╭─ SUPPLIED MATERIAL

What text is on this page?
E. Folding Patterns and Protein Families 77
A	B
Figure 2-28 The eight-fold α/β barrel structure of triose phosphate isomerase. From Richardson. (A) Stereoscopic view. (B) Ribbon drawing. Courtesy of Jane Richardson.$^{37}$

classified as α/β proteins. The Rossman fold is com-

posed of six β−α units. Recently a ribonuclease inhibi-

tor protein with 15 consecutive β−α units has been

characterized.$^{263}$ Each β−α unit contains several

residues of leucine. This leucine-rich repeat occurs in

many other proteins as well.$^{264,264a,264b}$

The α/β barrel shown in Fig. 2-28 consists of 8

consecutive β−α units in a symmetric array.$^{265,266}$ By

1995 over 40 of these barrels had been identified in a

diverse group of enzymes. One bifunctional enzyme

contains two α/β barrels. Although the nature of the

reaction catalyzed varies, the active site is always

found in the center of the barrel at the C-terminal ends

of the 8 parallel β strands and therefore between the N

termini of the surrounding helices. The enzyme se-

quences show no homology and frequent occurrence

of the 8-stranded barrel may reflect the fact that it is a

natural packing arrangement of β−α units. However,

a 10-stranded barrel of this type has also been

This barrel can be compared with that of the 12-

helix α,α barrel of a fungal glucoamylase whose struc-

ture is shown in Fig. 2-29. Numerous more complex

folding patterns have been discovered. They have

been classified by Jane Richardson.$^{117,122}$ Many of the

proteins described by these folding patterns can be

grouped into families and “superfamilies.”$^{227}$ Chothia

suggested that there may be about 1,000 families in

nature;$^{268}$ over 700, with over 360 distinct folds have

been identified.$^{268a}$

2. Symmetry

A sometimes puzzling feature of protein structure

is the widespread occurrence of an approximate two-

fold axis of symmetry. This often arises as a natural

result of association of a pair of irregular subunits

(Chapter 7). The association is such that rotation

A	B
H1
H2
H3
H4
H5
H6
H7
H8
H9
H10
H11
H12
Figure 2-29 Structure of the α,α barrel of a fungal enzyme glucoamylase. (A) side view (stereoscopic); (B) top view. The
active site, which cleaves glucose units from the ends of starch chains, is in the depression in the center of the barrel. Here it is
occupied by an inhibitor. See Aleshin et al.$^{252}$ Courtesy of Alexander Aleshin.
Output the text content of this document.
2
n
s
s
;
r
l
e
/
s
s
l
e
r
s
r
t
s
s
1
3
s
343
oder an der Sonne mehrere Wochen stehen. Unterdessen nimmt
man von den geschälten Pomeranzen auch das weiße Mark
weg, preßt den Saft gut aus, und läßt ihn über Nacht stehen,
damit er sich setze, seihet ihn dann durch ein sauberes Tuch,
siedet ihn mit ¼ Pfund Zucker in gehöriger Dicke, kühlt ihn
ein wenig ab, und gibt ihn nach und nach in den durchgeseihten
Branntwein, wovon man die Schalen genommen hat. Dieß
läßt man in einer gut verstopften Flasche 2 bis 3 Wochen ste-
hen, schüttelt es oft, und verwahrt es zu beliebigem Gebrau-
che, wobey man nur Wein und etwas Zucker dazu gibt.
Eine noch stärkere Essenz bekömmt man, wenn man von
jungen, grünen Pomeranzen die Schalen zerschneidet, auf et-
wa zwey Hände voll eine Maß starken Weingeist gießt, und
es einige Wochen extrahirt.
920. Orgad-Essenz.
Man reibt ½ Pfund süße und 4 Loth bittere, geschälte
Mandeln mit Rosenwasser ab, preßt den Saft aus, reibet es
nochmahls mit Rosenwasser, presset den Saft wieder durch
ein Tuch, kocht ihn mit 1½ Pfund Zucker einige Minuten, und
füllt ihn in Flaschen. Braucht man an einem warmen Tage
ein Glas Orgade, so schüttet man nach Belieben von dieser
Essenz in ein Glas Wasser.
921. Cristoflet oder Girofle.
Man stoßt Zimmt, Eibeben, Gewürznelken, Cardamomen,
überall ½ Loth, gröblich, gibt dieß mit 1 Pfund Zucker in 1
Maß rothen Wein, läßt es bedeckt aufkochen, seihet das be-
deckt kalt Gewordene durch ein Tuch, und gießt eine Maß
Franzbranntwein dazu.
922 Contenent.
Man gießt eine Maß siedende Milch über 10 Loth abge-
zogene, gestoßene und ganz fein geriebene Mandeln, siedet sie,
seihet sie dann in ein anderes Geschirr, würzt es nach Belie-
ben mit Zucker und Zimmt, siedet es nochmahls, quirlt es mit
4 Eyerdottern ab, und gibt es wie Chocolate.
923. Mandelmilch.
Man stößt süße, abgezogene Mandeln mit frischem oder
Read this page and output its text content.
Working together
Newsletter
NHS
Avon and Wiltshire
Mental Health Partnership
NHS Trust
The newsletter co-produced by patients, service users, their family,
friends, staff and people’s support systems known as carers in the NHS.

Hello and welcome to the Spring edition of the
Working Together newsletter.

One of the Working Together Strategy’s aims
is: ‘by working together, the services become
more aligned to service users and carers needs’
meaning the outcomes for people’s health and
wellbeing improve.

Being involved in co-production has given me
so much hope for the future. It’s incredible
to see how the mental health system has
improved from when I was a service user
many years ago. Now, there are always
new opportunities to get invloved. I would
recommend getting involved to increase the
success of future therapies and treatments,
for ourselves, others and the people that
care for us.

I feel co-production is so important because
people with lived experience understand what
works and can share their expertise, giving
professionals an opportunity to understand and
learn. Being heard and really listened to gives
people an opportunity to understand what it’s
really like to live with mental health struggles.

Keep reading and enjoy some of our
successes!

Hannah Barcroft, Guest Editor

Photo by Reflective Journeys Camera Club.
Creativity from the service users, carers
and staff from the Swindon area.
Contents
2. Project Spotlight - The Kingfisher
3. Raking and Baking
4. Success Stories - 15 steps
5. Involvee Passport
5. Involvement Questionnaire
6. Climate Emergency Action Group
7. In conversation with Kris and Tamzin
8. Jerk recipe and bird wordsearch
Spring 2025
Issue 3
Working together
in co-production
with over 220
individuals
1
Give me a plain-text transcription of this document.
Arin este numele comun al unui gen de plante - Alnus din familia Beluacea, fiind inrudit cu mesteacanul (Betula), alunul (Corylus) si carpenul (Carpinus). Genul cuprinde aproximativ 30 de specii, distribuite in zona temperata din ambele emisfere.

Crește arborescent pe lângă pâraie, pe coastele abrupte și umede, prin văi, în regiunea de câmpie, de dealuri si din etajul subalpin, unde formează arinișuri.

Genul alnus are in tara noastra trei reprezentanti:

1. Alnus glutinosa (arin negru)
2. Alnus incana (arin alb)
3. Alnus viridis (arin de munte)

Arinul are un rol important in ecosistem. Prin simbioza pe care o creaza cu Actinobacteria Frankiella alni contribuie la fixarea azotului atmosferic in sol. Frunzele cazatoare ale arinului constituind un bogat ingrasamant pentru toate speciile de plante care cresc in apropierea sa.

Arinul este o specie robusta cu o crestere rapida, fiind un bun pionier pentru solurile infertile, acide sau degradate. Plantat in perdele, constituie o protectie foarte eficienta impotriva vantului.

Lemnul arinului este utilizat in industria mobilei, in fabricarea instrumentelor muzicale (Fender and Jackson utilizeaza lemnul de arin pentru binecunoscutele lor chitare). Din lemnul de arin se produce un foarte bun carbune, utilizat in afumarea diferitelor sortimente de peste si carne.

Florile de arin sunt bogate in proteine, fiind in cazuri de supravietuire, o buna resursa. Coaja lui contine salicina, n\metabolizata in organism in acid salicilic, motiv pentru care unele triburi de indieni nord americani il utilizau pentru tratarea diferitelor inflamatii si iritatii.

╰─

PROBLEM:
The records above are to be printed out again exactly, without omission.

COMPLETED EXERCISE:
What text is on this page?
E. Folding Patterns and Protein Families 77
A	B
Figure 2-28 The eight-fold α/β barrel structure of triose phosphate isomerase. From Richardson. (A) Stereoscopic view. (B) Ribbon drawing. Courtesy of Jane Richardson.$^{37}$

classified as α/β proteins. The Rossman fold is com-

posed of six β−α units. Recently a ribonuclease inhibi-

tor protein with 15 consecutive β−α units has been

characterized.$^{263}$ Each β−α unit contains several

residues of leucine. This leucine-rich repeat occurs in

many other proteins as well.$^{264,264a,264b}$

The α/β barrel shown in Fig. 2-28 consists of 8

consecutive β−α units in a symmetric array.$^{265,266}$ By

1995 over 40 of these barrels had been identified in a

diverse group of enzymes. One bifunctional enzyme

contains two α/β barrels. Although the nature of the

reaction catalyzed varies, the active site is always

found in the center of the barrel at the C-terminal ends

of the 8 parallel β strands and therefore between the N

termini of the surrounding helices. The enzyme se-

quences show no homology and frequent occurrence

of the 8-stranded barrel may reflect the fact that it is a

natural packing arrangement of β−α units. However,

a 10-stranded barrel of this type has also been

This barrel can be compared with that of the 12-

helix α,α barrel of a fungal glucoamylase whose struc-

ture is shown in Fig. 2-29. Numerous more complex

folding patterns have been discovered. They have

been classified by Jane Richardson.$^{117,122}$ Many of the

proteins described by these folding patterns can be

grouped into families and “superfamilies.”$^{227}$ Chothia

suggested that there may be about 1,000 families in

nature;$^{268}$ over 700, with over 360 distinct folds have

been identified.$^{268a}$

2. Symmetry

A sometimes puzzling feature of protein structure

is the widespread occurrence of an approximate two-

fold axis of symmetry. This often arises as a natural

result of association of a pair of irregular subunits

(Chapter 7). The association is such that rotation

A	B
H1
H2
H3
H4
H5
H6
H7
H8
H9
H10
H11
H12
Figure 2-29 Structure of the α,α barrel of a fungal enzyme glucoamylase. (A) side view (stereoscopic); (B) top view. The
active site, which cleaves glucose units from the ends of starch chains, is in the depression in the center of the barrel. Here it is
occupied by an inhibitor. See Aleshin et al.$^{252}$ Courtesy of Alexander Aleshin.
Output the text content of this document.
2
n
s
s
;
r
l
e
/
s
s
l
e
r
s
r
t
s
s
1
3
s
343
oder an der Sonne mehrere Wochen stehen. Unterdessen nimmt
man von den geschälten Pomeranzen auch das weiße Mark
weg, preßt den Saft gut aus, und läßt ihn über Nacht stehen,
damit er sich setze, seihet ihn dann durch ein sauberes Tuch,
siedet ihn mit ¼ Pfund Zucker in gehöriger Dicke, kühlt ihn
ein wenig ab, und gibt ihn nach und nach in den durchgeseihten
Branntwein, wovon man die Schalen genommen hat. Dieß
läßt man in einer gut verstopften Flasche 2 bis 3 Wochen ste-
hen, schüttelt es oft, und verwahrt es zu beliebigem Gebrau-
che, wobey man nur Wein und etwas Zucker dazu gibt.
Eine noch stärkere Essenz bekömmt man, wenn man von
jungen, grünen Pomeranzen die Schalen zerschneidet, auf et-
wa zwey Hände voll eine Maß starken Weingeist gießt, und
es einige Wochen extrahirt.
920. Orgad-Essenz.
Man reibt ½ Pfund süße und 4 Loth bittere, geschälte
Mandeln mit Rosenwasser ab, preßt den Saft aus, reibet es
nochmahls mit Rosenwasser, presset den Saft wieder durch
ein Tuch, kocht ihn mit 1½ Pfund Zucker einige Minuten, und
füllt ihn in Flaschen. Braucht man an einem warmen Tage
ein Glas Orgade, so schüttet man nach Belieben von dieser
Essenz in ein Glas Wasser.
921. Cristoflet oder Girofle.
Man stoßt Zimmt, Eibeben, Gewürznelken, Cardamomen,
überall ½ Loth, gröblich, gibt dieß mit 1 Pfund Zucker in 1
Maß rothen Wein, läßt es bedeckt aufkochen, seihet das be-
deckt kalt Gewordene durch ein Tuch, und gießt eine Maß
Franzbranntwein dazu.
922 Contenent.
Man gießt eine Maß siedende Milch über 10 Loth abge-
zogene, gestoßene und ganz fein geriebene Mandeln, siedet sie,
seihet sie dann in ein anderes Geschirr, würzt es nach Belie-
ben mit Zucker und Zimmt, siedet es nochmahls, quirlt es mit
4 Eyerdottern ab, und gibt es wie Chocolate.
923. Mandelmilch.
Man stößt süße, abgezogene Mandeln mit frischem oder
Read this page and output its text content.
Working together
Newsletter
NHS
Avon and Wiltshire
Mental Health Partnership
NHS Trust
The newsletter co-produced by patients, service users, their family,
friends, staff and people’s support systems known as carers in the NHS.

Hello and welcome to the Spring edition of the
Working Together newsletter.

One of the Working Together Strategy’s aims
is: ‘by working together, the services become
more aligned to service users and carers needs’
meaning the outcomes for people’s health and
wellbeing improve.

Being involved in co-production has given me
so much hope for the future. It’s incredible
to see how the mental health system has
improved from when I was a service user
many years ago. Now, there are always
new opportunities to get invloved. I would
recommend getting involved to increase the
success of future therapies and treatments,
for ourselves, others and the people that
care for us.

I feel co-production is so important because
people with lived experience understand what
works and can share their expertise, giving
professionals an opportunity to understand and
learn. Being heard and really listened to gives
people an opportunity to understand what it’s
really like to live with mental health struggles.

Keep reading and enjoy some of our
successes!

Hannah Barcroft, Guest Editor

Photo by Reflective Journeys Camera Club.
Creativity from the service users, carers
and staff from the Swindon area.
Contents
2. Project Spotlight - The Kingfisher
3. Raking and Baking
4. Success Stories - 15 steps
5. Involvee Passport
5. Involvement Questionnaire
6. Climate Emergency Action Group
7. In conversation with Kris and Tamzin
8. Jerk recipe and bird wordsearch
Spring 2025
Issue 3
Working together
in co-production
with over 220
individuals
1
Give me a plain-text transcription of this document.
Arin este numele comun al unui gen de plante - Alnus din familia Beluacea, fiind inrudit cu mesteacanul (Betula), alunul (Corylus) si carpenul (Carpinus). Genul cuprinde aproximativ 30 de specii, distribuite in zona temperata din ambele emisfere.

Crește arborescent pe lângă pâraie, pe coastele abrupte și umede, prin văi, în regiunea de câmpie, de dealuri si din etajul subalpin, unde formează arinișuri.

Genul alnus are in tara noastra trei reprezentanti:

1. Alnus glutinosa (arin negru)
2. Alnus incana (arin alb)
3. Alnus viridis (arin de munte)

Arinul are un rol important in ecosistem. Prin simbioza pe care o creaza cu Actinobacteria Frankiella alni contribuie la fixarea azotului atmosferic in sol. Frunzele cazatoare ale arinului constituind un bogat ingrasamant pentru toate speciile de plante care cresc in apropierea sa.

Arinul este o specie robusta cu o crestere rapida, fiind un bun pionier pentru solurile infertile, acide sau degradate. Plantat in perdele, constituie o protectie foarte eficienta impotriva vantului.

Lemnul arinului este utilizat in industria mobilei, in fabricarea instrumentelor muzicale (Fender and Jackson utilizeaza lemnul de arin pentru binecunoscutele lor chitare). Din lemnul de arin se produce un foarte bun carbune, utilizat in afumarea diferitelor sortimente de peste si carne.

Florile de arin sunt bogate in proteine, fiind in cazuri de supravietuire, o buna resursa. Coaja lui contine salicina, n\metabolizata in organism in acid salicilic, motiv pentru care unele triburi de indieni nord americani il utilizau pentru tratarea diferitelor inflamatii si iritatii.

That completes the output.